| TASK DESCRIPTION |
Each record below has to be printed verbatim.

THE RECORDS: Begin

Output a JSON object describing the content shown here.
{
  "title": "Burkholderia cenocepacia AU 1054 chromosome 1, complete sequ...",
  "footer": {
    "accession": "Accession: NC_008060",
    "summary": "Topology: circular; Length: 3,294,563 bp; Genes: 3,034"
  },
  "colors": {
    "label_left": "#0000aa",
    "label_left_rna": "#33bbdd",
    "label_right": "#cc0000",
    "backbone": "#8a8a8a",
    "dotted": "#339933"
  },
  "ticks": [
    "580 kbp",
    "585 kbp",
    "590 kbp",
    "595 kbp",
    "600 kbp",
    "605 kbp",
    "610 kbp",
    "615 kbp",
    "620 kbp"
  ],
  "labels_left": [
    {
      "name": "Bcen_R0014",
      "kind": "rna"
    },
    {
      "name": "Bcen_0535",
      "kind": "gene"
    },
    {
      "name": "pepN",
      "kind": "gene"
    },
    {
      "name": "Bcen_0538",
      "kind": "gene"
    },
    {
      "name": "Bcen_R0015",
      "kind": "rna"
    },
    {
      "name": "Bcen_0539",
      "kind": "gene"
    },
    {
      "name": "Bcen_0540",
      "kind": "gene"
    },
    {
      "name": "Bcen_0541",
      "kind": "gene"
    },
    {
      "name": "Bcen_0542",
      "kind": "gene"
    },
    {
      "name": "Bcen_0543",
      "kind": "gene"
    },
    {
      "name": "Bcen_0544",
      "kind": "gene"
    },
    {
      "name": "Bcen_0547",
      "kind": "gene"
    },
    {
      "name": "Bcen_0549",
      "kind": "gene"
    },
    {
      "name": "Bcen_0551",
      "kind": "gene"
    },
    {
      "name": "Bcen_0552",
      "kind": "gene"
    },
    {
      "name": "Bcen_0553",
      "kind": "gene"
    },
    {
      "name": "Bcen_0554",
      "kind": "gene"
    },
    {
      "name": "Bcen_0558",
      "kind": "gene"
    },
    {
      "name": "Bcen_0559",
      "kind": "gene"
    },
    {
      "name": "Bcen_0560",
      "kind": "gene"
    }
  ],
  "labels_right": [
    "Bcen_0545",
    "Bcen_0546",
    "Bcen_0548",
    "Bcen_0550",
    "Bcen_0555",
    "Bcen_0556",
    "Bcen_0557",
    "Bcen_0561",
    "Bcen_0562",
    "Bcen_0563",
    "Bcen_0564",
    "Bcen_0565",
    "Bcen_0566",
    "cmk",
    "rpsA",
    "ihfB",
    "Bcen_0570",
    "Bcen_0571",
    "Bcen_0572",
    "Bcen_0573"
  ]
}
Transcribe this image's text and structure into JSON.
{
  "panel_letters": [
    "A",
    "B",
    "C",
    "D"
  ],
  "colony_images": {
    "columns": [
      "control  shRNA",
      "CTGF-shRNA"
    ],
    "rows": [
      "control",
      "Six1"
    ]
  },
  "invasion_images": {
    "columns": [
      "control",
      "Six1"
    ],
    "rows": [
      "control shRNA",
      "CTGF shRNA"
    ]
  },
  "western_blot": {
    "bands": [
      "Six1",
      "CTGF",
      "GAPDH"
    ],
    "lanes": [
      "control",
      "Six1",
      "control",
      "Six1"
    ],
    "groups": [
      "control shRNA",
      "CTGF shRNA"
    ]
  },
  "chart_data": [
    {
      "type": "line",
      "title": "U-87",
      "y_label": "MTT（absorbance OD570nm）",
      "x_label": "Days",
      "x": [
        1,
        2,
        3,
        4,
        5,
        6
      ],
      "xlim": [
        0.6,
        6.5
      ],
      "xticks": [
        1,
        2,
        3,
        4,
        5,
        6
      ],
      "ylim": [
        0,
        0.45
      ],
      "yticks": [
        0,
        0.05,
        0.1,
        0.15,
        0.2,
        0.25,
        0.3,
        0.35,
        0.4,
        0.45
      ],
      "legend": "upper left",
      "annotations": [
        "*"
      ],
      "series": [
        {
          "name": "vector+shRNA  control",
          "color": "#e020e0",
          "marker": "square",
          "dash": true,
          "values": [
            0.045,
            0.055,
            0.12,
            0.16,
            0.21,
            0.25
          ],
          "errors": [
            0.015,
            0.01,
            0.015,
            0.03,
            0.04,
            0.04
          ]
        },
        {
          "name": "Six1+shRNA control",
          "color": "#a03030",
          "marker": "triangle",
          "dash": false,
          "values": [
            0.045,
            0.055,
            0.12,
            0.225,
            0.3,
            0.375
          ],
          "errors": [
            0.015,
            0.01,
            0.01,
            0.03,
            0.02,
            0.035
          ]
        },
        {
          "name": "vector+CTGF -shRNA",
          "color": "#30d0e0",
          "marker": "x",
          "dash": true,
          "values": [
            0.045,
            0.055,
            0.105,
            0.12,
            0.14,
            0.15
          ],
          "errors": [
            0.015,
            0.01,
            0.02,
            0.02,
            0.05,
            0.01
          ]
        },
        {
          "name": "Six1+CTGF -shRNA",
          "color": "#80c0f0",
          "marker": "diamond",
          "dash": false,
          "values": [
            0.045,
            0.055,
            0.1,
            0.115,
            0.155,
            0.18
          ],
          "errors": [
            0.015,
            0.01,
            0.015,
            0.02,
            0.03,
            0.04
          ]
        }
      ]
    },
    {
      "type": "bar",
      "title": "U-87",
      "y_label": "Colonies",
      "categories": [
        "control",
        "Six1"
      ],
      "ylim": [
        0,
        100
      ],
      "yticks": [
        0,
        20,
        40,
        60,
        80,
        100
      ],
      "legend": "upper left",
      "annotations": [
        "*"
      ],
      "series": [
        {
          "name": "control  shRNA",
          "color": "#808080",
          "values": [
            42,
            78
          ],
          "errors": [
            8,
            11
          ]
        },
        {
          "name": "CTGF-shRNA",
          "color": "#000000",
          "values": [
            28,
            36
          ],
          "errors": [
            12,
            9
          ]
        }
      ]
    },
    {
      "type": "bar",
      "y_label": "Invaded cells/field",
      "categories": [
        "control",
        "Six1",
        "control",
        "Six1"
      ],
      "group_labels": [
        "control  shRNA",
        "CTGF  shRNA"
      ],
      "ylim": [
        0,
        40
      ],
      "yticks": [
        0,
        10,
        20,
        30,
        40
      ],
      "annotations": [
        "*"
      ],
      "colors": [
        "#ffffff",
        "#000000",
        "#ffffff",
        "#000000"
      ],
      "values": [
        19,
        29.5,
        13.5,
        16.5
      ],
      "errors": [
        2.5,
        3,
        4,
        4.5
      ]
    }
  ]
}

THE RECORDS: End

| SOLUTION TO THIS TASK |
Output a JSON object describing the content shown here.
{
  "title": "Burkholderia cenocepacia AU 1054 chromosome 1, complete sequ...",
  "footer": {
    "accession": "Accession: NC_008060",
    "summary": "Topology: circular; Length: 3,294,563 bp; Genes: 3,034"
  },
  "colors": {
    "label_left": "#0000aa",
    "label_left_rna": "#33bbdd",
    "label_right": "#cc0000",
    "backbone": "#8a8a8a",
    "dotted": "#339933"
  },
  "ticks": [
    "580 kbp",
    "585 kbp",
    "590 kbp",
    "595 kbp",
    "600 kbp",
    "605 kbp",
    "610 kbp",
    "615 kbp",
    "620 kbp"
  ],
  "labels_left": [
    {
      "name": "Bcen_R0014",
      "kind": "rna"
    },
    {
      "name": "Bcen_0535",
      "kind": "gene"
    },
    {
      "name": "pepN",
      "kind": "gene"
    },
    {
      "name": "Bcen_0538",
      "kind": "gene"
    },
    {
      "name": "Bcen_R0015",
      "kind": "rna"
    },
    {
      "name": "Bcen_0539",
      "kind": "gene"
    },
    {
      "name": "Bcen_0540",
      "kind": "gene"
    },
    {
      "name": "Bcen_0541",
      "kind": "gene"
    },
    {
      "name": "Bcen_0542",
      "kind": "gene"
    },
    {
      "name": "Bcen_0543",
      "kind": "gene"
    },
    {
      "name": "Bcen_0544",
      "kind": "gene"
    },
    {
      "name": "Bcen_0547",
      "kind": "gene"
    },
    {
      "name": "Bcen_0549",
      "kind": "gene"
    },
    {
      "name": "Bcen_0551",
      "kind": "gene"
    },
    {
      "name": "Bcen_0552",
      "kind": "gene"
    },
    {
      "name": "Bcen_0553",
      "kind": "gene"
    },
    {
      "name": "Bcen_0554",
      "kind": "gene"
    },
    {
      "name": "Bcen_0558",
      "kind": "gene"
    },
    {
      "name": "Bcen_0559",
      "kind": "gene"
    },
    {
      "name": "Bcen_0560",
      "kind": "gene"
    }
  ],
  "labels_right": [
    "Bcen_0545",
    "Bcen_0546",
    "Bcen_0548",
    "Bcen_0550",
    "Bcen_0555",
    "Bcen_0556",
    "Bcen_0557",
    "Bcen_0561",
    "Bcen_0562",
    "Bcen_0563",
    "Bcen_0564",
    "Bcen_0565",
    "Bcen_0566",
    "cmk",
    "rpsA",
    "ihfB",
    "Bcen_0570",
    "Bcen_0571",
    "Bcen_0572",
    "Bcen_0573"
  ]
}
Transcribe this image's text and structure into JSON.
{
  "panel_letters": [
    "A",
    "B",
    "C",
    "D"
  ],
  "colony_images": {
    "columns": [
      "control  shRNA",
      "CTGF-shRNA"
    ],
    "rows": [
      "control",
      "Six1"
    ]
  },
  "invasion_images": {
    "columns": [
      "control",
      "Six1"
    ],
    "rows": [
      "control shRNA",
      "CTGF shRNA"
    ]
  },
  "western_blot": {
    "bands": [
      "Six1",
      "CTGF",
      "GAPDH"
    ],
    "lanes": [
      "control",
      "Six1",
      "control",
      "Six1"
    ],
    "groups": [
      "control shRNA",
      "CTGF shRNA"
    ]
  },
  "chart_data": [
    {
      "type": "line",
      "title": "U-87",
      "y_label": "MTT（absorbance OD570nm）",
      "x_label": "Days",
      "x": [
        1,
        2,
        3,
        4,
        5,
        6
      ],
      "xlim": [
        0.6,
        6.5
      ],
      "xticks": [
        1,
        2,
        3,
        4,
        5,
        6
      ],
      "ylim": [
        0,
        0.45
      ],
      "yticks": [
        0,
        0.05,
        0.1,
        0.15,
        0.2,
        0.25,
        0.3,
        0.35,
        0.4,
        0.45
      ],
      "legend": "upper left",
      "annotations": [
        "*"
      ],
      "series": [
        {
          "name": "vector+shRNA  control",
          "color": "#e020e0",
          "marker": "square",
          "dash": true,
          "values": [
            0.045,
            0.055,
            0.12,
            0.16,
            0.21,
            0.25
          ],
          "errors": [
            0.015,
            0.01,
            0.015,
            0.03,
            0.04,
            0.04
          ]
        },
        {
          "name": "Six1+shRNA control",
          "color": "#a03030",
          "marker": "triangle",
          "dash": false,
          "values": [
            0.045,
            0.055,
            0.12,
            0.225,
            0.3,
            0.375
          ],
          "errors": [
            0.015,
            0.01,
            0.01,
            0.03,
            0.02,
            0.035
          ]
        },
        {
          "name": "vector+CTGF -shRNA",
          "color": "#30d0e0",
          "marker": "x",
          "dash": true,
          "values": [
            0.045,
            0.055,
            0.105,
            0.12,
            0.14,
            0.15
          ],
          "errors": [
            0.015,
            0.01,
            0.02,
            0.02,
            0.05,
            0.01
          ]
        },
        {
          "name": "Six1+CTGF -shRNA",
          "color": "#80c0f0",
          "marker": "diamond",
          "dash": false,
          "values": [
            0.045,
            0.055,
            0.1,
            0.115,
            0.155,
            0.18
          ],
          "errors": [
            0.015,
            0.01,
            0.015,
            0.02,
            0.03,
            0.04
          ]
        }
      ]
    },
    {
      "type": "bar",
      "title": "U-87",
      "y_label": "Colonies",
      "categories": [
        "control",
        "Six1"
      ],
      "ylim": [
        0,
        100
      ],
      "yticks": [
        0,
        20,
        40,
        60,
        80,
        100
      ],
      "legend": "upper left",
      "annotations": [
        "*"
      ],
      "series": [
        {
          "name": "control  shRNA",
          "color": "#808080",
          "values": [
            42,
            78
          ],
          "errors": [
            8,
            11
          ]
        },
        {
          "name": "CTGF-shRNA",
          "color": "#000000",
          "values": [
            28,
            36
          ],
          "errors": [
            12,
            9
          ]
        }
      ]
    },
    {
      "type": "bar",
      "y_label": "Invaded cells/field",
      "categories": [
        "control",
        "Six1",
        "control",
        "Six1"
      ],
      "group_labels": [
        "control  shRNA",
        "CTGF  shRNA"
      ],
      "ylim": [
        0,
        40
      ],
      "yticks": [
        0,
        10,
        20,
        30,
        40
      ],
      "annotations": [
        "*"
      ],
      "colors": [
        "#ffffff",
        "#000000",
        "#ffffff",
        "#000000"
      ],
      "values": [
        19,
        29.5,
        13.5,
        16.5
      ],
      "errors": [
        2.5,
        3,
        4,
        4.5
      ]
    }
  ]
}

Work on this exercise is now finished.